» Given problem:
Gather each line of the records where "αρνηθεί" appears.

» Records supplied:
┄┄┄┄┄┄┄┄┄┄

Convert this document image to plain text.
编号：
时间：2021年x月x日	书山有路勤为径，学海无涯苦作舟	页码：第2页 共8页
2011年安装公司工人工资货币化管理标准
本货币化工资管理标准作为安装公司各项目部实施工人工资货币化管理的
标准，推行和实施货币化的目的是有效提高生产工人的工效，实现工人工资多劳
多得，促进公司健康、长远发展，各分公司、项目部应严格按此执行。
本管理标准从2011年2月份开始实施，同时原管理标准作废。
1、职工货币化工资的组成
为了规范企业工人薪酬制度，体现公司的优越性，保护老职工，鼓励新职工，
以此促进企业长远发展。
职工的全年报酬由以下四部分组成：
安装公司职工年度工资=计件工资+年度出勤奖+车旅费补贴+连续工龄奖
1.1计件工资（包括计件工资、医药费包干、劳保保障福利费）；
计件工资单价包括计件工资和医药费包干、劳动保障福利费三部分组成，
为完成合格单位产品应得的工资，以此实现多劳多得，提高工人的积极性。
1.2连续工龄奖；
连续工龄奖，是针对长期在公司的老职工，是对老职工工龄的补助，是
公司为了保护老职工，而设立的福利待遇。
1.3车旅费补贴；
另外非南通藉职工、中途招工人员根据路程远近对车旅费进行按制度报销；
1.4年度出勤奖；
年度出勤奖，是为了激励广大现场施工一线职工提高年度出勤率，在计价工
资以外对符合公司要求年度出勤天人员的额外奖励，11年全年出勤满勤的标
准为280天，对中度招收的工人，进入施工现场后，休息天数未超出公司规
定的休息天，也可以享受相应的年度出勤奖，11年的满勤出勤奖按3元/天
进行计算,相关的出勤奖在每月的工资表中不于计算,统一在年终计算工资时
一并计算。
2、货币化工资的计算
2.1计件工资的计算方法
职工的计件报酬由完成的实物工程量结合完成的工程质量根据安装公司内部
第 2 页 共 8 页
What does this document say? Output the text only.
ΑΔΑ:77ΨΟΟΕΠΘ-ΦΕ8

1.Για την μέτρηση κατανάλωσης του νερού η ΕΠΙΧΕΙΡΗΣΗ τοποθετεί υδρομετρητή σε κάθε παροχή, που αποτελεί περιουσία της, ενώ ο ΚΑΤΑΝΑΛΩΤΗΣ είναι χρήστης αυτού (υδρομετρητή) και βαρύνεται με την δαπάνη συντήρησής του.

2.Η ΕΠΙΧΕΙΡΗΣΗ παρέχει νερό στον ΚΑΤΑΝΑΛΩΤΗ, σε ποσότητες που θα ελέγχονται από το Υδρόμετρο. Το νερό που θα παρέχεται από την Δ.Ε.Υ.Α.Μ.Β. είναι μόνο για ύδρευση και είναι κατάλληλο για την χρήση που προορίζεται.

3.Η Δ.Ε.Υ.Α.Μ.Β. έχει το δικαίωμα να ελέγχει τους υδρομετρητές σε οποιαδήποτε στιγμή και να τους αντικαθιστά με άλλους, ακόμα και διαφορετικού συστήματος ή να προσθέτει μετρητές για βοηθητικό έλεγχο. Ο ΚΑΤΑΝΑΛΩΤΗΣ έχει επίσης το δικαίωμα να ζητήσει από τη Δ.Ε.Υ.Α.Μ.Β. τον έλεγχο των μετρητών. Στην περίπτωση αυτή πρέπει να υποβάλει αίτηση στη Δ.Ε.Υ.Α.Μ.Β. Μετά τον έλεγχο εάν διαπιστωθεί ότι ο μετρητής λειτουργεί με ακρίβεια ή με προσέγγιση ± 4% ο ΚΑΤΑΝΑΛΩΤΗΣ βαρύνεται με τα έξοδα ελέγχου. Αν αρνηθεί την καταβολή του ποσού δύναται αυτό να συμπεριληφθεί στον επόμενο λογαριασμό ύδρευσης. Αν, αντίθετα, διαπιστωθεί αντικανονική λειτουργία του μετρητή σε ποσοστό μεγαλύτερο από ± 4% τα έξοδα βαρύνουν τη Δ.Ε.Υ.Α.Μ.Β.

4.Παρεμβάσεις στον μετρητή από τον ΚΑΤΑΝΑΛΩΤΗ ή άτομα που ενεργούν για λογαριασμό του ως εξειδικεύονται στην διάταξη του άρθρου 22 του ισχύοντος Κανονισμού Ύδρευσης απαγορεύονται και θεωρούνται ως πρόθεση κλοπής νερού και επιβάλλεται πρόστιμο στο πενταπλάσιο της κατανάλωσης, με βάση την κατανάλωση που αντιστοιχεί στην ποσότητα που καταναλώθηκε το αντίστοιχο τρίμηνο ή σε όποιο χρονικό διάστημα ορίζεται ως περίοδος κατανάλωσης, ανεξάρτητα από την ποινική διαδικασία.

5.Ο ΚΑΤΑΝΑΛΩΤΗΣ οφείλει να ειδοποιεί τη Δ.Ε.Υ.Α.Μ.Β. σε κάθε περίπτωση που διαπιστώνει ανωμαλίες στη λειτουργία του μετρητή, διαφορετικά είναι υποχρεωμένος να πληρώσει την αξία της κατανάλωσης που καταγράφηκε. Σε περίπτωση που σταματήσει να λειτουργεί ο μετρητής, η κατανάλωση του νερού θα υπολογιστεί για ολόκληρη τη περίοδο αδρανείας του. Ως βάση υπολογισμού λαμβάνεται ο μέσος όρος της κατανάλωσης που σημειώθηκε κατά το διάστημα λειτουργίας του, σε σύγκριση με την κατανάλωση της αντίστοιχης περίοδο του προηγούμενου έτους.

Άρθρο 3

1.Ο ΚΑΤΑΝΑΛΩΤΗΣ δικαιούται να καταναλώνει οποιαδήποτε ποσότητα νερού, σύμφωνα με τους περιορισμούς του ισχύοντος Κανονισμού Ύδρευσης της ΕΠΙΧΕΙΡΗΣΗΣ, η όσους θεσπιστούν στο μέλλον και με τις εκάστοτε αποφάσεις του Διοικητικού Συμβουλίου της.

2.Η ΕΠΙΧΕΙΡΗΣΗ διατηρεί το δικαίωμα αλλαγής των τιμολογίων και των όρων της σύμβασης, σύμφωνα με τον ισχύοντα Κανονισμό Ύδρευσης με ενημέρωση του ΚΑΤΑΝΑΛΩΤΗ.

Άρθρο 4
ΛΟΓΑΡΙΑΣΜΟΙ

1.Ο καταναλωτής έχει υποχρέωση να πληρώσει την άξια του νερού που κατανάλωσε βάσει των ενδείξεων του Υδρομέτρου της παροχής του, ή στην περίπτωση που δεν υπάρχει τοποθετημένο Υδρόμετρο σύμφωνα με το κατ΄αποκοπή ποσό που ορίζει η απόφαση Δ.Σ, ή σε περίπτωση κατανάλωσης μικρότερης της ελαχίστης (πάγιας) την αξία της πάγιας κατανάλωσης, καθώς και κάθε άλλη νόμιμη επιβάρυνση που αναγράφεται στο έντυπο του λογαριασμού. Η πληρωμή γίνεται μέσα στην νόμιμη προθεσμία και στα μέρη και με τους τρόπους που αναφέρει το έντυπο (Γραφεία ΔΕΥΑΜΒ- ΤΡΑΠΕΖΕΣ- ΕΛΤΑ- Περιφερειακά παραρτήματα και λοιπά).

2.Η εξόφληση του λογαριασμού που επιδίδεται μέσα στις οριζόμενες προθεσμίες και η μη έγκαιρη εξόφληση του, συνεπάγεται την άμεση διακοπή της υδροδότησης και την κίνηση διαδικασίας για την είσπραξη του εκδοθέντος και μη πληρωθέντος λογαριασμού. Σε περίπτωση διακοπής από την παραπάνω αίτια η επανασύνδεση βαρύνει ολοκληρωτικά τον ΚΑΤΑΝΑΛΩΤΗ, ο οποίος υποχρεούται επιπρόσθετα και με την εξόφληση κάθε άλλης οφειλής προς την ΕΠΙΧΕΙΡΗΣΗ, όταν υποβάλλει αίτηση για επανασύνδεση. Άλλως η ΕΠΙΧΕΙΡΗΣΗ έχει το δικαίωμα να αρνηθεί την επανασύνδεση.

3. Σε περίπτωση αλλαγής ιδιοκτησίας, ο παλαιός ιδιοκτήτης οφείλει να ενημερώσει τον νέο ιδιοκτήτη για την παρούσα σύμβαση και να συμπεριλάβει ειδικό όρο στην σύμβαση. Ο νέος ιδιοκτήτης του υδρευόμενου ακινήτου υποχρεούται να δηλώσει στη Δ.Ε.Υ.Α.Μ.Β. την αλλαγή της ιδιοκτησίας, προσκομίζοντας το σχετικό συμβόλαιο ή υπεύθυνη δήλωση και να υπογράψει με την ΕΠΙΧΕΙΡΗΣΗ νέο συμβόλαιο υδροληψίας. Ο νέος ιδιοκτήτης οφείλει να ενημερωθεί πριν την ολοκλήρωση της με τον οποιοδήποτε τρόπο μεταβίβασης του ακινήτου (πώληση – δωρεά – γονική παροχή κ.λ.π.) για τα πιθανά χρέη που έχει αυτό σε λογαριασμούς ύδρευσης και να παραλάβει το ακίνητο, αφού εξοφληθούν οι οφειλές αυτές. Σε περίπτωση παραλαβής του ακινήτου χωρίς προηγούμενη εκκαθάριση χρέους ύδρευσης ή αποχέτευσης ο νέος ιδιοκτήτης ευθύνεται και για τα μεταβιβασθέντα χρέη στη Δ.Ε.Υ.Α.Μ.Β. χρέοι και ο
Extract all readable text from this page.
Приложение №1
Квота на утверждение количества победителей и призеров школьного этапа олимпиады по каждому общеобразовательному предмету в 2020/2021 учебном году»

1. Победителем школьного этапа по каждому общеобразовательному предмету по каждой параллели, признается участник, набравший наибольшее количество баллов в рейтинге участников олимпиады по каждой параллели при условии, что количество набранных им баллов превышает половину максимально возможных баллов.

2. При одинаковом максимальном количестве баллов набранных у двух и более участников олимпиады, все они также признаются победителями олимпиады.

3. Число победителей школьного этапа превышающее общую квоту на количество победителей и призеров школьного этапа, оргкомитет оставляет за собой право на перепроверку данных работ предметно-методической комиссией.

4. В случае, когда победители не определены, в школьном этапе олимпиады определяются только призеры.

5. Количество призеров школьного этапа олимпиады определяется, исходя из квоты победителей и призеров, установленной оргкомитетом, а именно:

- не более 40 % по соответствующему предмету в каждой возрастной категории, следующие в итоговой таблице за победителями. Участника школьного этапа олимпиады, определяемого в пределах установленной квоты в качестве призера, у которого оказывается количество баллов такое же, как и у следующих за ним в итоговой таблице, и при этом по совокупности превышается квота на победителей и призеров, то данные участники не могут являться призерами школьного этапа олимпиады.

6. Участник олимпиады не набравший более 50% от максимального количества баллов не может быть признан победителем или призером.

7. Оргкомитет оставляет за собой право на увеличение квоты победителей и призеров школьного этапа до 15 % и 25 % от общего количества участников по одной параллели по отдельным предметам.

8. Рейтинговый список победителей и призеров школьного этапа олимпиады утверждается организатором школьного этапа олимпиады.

┄┄┄┄┄┄┄┄┄┄

» Answer:
3.Η Δ.Ε.Υ.Α.Μ.Β. έχει το δικαίωμα να ελέγχει τους υδρομετρητές σε οποιαδήποτε στιγμή και να τους αντικαθιστά με άλλους, ακόμα και διαφορετικού συστήματος ή να προσθέτει μετρητές για βοηθητικό έλεγχο. Ο ΚΑΤΑΝΑΛΩΤΗΣ έχει επίσης το δικαίωμα να ζητήσει από τη Δ.Ε.Υ.Α.Μ.Β. τον έλεγχο των μετρητών. Στην περίπτωση αυτή πρέπει να υποβάλει αίτηση στη Δ.Ε.Υ.Α.Μ.Β. Μετά τον έλεγχο εάν διαπιστωθεί ότι ο μετρητής λειτουργεί με ακρίβεια ή με προσέγγιση ± 4% ο ΚΑΤΑΝΑΛΩΤΗΣ βαρύνεται με τα έξοδα ελέγχου. Αν αρνηθεί την καταβολή του ποσού δύναται αυτό να συμπεριληφθεί στον επόμενο λογαριασμό ύδρευσης. Αν, αντίθετα, διαπιστωθεί αντικανονική λειτουργία του μετρητή σε ποσοστό μεγαλύτερο από ± 4% τα έξοδα βαρύνουν τη Δ.Ε.Υ.Α.Μ.Β.
2.Η εξόφληση του λογαριασμού που επιδίδεται μέσα στις οριζόμενες προθεσμίες και η μη έγκαιρη εξόφληση του, συνεπάγεται την άμεση διακοπή της υδροδότησης και την κίνηση διαδικασίας για την είσπραξη του εκδοθέντος και μη πληρωθέντος λογαριασμού. Σε περίπτωση διακοπής από την παραπάνω αίτια η επανασύνδεση βαρύνει ολοκληρωτικά τον ΚΑΤΑΝΑΛΩΤΗ, ο οποίος υποχρεούται επιπρόσθετα και με την εξόφληση κάθε άλλης οφειλής προς την ΕΠΙΧΕΙΡΗΣΗ, όταν υποβάλλει αίτηση για επανασύνδεση. Άλλως η ΕΠΙΧΕΙΡΗΣΗ έχει το δικαίωμα να αρνηθεί την επανασύνδεση.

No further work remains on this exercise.